■ EXERCISE DIRECTIONS
Copy the lines of the material below word for word, starting with the line that contains "y-tick-label: 0.6 [56, 586, 122, 635]" and going on through the line that contains "legend-item-label: Random classifier". Include both of those lines and nothing else.

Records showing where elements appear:
____
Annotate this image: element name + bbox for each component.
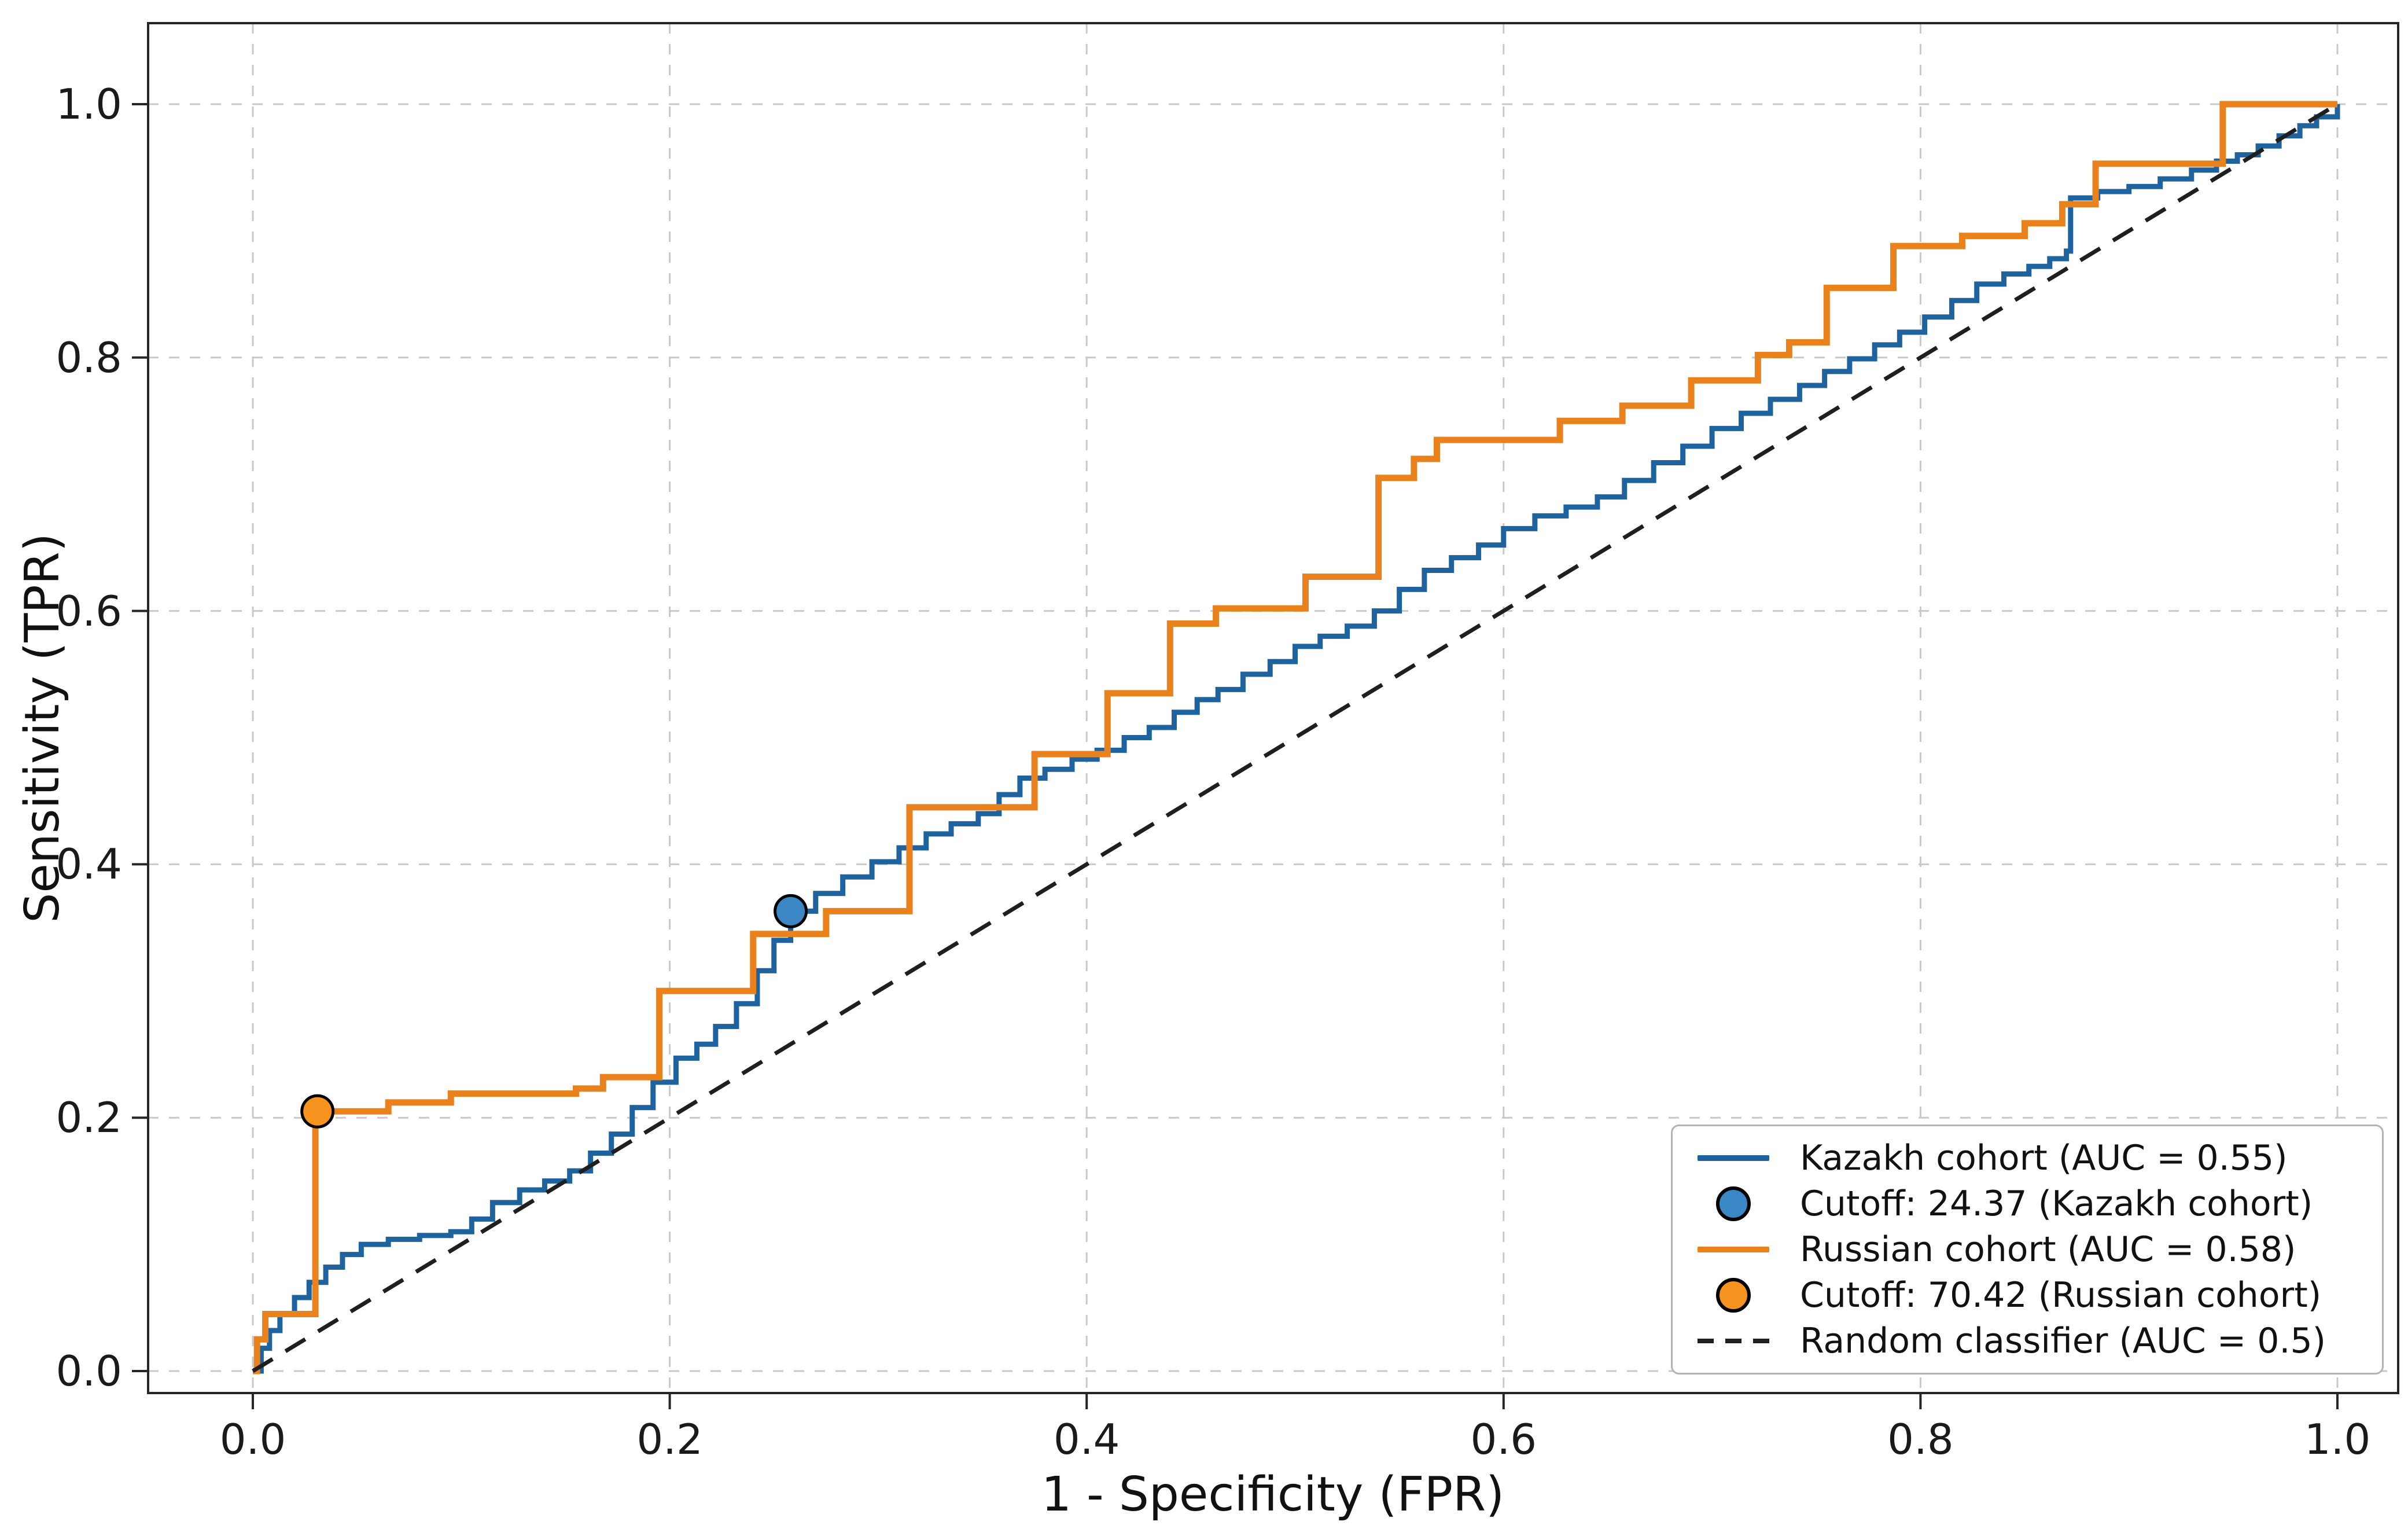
y-tick-label: 0.6 [56, 586, 122, 635]
legend-item-russian-line: Russian cohort (AUC = 0.58) [1690, 1228, 2365, 1271]
roc-curve [253, 101, 2337, 1375]
x-axis-title: 1 - Specificity (FPR) [1041, 1467, 1505, 1522]
legend-glyph-box [1690, 1186, 1777, 1222]
y-tick-label: 0.0 [56, 1347, 122, 1395]
legend-item-russian-cutoff: Cutoff: 70.42 (Russian cohort) [1690, 1274, 2365, 1317]
roc-curve [253, 104, 2340, 1374]
x-tick-label: 1.0 [2304, 1415, 2371, 1464]
legend-glyph-box [1690, 1155, 1777, 1162]
x-tick-label: 0.4 [1053, 1415, 1120, 1464]
random-classifier-dash-icon [1698, 1338, 1769, 1343]
legend-box: Kazakh cohort (AUC = 0.55) Cutoff: 24.37… [1671, 1125, 2384, 1375]
cutoff-marker [774, 894, 808, 928]
legend-item-kazakh-cutoff: Cutoff: 24.37 (Kazakh cohort) [1690, 1182, 2365, 1225]
y-tick-label: 0.4 [56, 840, 122, 889]
legend-item-label: Random classifier (AUC = 0.5) [1800, 1320, 2326, 1361]
x-tick-label: 0.8 [1887, 1415, 1954, 1464]
y-tick-label: 0.8 [56, 333, 122, 382]
x-tick-label: 0.0 [219, 1415, 286, 1464]
x-tick-label: 0.6 [1470, 1415, 1537, 1464]
kazakh-cutoff-marker-icon [1716, 1186, 1751, 1222]
axes-frame [147, 22, 2399, 1394]
russian-cutoff-marker-icon [1716, 1277, 1751, 1313]
kazakh-line-swatch-icon [1698, 1155, 1769, 1162]
legend-item-label: Cutoff: 70.42 (Russian cohort) [1800, 1274, 2322, 1315]
y-tick-label: 1.0 [56, 80, 122, 128]
x-tick-label: 0.2 [636, 1415, 703, 1464]
russian-line-swatch-icon [1698, 1246, 1769, 1252]
y-axis-title: Sensitivity (TPR) [15, 533, 70, 923]
y-tick-label: 0.2 [56, 1093, 122, 1142]
legend-item-random-classifier: Random classifier (AUC = 0.5) [1690, 1320, 2365, 1362]
legend-glyph-box [1690, 1246, 1777, 1252]
legend-item-label: Russian cohort (AUC = 0.58) [1800, 1229, 2296, 1270]
legend-glyph-box [1690, 1338, 1777, 1343]
random-classifier-diagonal [252, 102, 2339, 1373]
legend-item-kazakh-line: Kazakh cohort (AUC = 0.55) [1690, 1137, 2365, 1179]
cutoff-marker [300, 1094, 335, 1129]
legend-item-label: Cutoff: 24.37 (Kazakh cohort) [1800, 1184, 2313, 1225]
legend-glyph-box [1690, 1277, 1777, 1313]
legend-item-label: Kazakh cohort (AUC = 0.55) [1800, 1138, 2288, 1179]
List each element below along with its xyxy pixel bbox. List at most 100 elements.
____
■ RESULT
y-tick-label: 0.6 [56, 586, 122, 635]
legend-item-russian-line: Russian cohort (AUC = 0.58) [1690, 1228, 2365, 1271]
roc-curve [253, 101, 2337, 1375]
x-axis-title: 1 - Specificity (FPR) [1041, 1467, 1505, 1522]
legend-glyph-box [1690, 1186, 1777, 1222]
y-tick-label: 0.0 [56, 1347, 122, 1395]
legend-item-russian-cutoff: Cutoff: 70.42 (Russian cohort) [1690, 1274, 2365, 1317]
roc-curve [253, 104, 2340, 1374]
x-tick-label: 1.0 [2304, 1415, 2371, 1464]
legend-glyph-box [1690, 1155, 1777, 1162]
x-tick-label: 0.4 [1053, 1415, 1120, 1464]
random-classifier-dash-icon [1698, 1338, 1769, 1343]
legend-box: Kazakh cohort (AUC = 0.55) Cutoff: 24.37… [1671, 1125, 2384, 1375]
cutoff-marker [774, 894, 808, 928]
legend-item-kazakh-cutoff: Cutoff: 24.37 (Kazakh cohort) [1690, 1182, 2365, 1225]
y-tick-label: 0.4 [56, 840, 122, 889]
legend-item-label: Random classifier (AUC = 0.5) [1800, 1320, 2326, 1361]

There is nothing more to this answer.